Prompt
Extract all lines containing "Heave".

#### Entries provided ####

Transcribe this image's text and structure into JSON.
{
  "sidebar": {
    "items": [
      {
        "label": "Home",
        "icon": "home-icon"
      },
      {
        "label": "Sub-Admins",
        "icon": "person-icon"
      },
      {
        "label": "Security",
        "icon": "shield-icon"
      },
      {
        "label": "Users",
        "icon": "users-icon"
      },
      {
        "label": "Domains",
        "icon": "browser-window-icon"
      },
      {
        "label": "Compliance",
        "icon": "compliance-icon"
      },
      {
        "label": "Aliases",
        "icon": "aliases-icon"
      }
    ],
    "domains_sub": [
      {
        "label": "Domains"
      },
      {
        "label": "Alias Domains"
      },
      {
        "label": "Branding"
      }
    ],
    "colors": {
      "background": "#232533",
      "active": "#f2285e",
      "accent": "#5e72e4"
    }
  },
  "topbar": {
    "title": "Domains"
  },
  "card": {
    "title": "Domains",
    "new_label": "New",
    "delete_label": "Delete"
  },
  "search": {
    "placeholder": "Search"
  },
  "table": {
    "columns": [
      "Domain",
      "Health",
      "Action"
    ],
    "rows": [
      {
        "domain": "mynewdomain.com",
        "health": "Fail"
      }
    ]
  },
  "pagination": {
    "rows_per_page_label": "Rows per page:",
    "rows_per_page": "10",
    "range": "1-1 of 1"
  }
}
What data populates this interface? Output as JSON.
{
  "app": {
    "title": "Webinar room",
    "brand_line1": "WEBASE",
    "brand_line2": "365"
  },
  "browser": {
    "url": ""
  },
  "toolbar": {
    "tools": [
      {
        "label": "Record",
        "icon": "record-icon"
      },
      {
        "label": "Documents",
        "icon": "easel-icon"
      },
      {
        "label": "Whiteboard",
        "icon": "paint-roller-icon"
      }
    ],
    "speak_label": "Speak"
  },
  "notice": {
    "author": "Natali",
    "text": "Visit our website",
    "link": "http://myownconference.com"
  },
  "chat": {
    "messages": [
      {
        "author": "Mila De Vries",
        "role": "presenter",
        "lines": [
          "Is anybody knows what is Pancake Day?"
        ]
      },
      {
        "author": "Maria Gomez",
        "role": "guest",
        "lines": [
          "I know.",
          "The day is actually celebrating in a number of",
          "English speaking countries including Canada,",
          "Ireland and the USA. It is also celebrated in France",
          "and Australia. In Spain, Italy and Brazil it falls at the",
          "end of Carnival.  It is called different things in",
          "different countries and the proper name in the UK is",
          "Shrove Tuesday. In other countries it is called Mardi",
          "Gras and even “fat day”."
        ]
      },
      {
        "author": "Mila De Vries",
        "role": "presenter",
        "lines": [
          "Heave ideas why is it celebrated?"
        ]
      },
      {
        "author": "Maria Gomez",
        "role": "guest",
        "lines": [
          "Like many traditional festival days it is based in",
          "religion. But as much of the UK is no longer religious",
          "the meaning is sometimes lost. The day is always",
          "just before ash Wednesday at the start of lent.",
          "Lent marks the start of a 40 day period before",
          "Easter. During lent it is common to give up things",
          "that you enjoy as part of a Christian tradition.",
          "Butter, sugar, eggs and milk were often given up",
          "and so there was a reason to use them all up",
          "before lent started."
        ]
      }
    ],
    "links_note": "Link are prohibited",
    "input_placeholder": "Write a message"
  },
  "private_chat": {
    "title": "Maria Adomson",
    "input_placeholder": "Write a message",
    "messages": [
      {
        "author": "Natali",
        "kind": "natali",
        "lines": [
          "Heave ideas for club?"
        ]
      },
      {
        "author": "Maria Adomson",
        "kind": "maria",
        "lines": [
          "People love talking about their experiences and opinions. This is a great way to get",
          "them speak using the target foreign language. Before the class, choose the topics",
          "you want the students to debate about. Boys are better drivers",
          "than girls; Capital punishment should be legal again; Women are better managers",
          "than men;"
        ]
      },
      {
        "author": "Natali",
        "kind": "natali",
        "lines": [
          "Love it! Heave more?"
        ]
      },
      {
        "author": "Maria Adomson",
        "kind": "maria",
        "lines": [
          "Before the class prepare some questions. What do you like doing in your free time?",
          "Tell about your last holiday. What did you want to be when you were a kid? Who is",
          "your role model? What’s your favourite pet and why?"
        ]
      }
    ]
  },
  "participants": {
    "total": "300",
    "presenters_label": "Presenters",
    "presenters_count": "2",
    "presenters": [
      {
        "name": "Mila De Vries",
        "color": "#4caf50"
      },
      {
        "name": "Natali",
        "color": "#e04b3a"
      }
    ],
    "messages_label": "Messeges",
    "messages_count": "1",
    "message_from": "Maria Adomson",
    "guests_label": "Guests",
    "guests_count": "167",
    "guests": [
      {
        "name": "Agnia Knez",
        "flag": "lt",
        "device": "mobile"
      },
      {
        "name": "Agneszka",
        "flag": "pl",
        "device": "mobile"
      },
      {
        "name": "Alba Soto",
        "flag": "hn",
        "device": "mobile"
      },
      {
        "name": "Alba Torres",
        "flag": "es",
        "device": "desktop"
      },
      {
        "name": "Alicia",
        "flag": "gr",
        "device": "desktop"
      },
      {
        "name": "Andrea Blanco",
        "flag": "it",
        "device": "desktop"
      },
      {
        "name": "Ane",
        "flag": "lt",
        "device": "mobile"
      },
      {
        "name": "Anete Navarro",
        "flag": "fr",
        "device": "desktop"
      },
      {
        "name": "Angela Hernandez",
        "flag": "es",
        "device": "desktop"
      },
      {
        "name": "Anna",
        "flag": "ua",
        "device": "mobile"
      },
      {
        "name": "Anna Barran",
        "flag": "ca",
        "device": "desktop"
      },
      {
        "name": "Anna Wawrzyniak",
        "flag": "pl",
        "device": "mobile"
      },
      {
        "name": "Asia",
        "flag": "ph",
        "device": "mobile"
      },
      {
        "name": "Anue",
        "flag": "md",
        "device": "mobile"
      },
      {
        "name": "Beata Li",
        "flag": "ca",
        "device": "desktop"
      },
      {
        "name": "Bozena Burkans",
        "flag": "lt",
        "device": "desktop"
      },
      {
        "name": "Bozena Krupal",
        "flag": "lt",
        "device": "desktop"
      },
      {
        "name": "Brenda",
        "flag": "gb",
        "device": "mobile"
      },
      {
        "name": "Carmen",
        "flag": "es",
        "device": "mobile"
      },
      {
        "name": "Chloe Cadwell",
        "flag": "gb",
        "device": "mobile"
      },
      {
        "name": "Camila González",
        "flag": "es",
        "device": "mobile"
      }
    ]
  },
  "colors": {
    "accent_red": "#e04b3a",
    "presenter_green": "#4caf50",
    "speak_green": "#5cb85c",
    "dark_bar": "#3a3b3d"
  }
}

####

Response to the exercise
          "Heave ideas why is it celebrated?"
          "Heave ideas for club?"
          "Love it! Heave more?"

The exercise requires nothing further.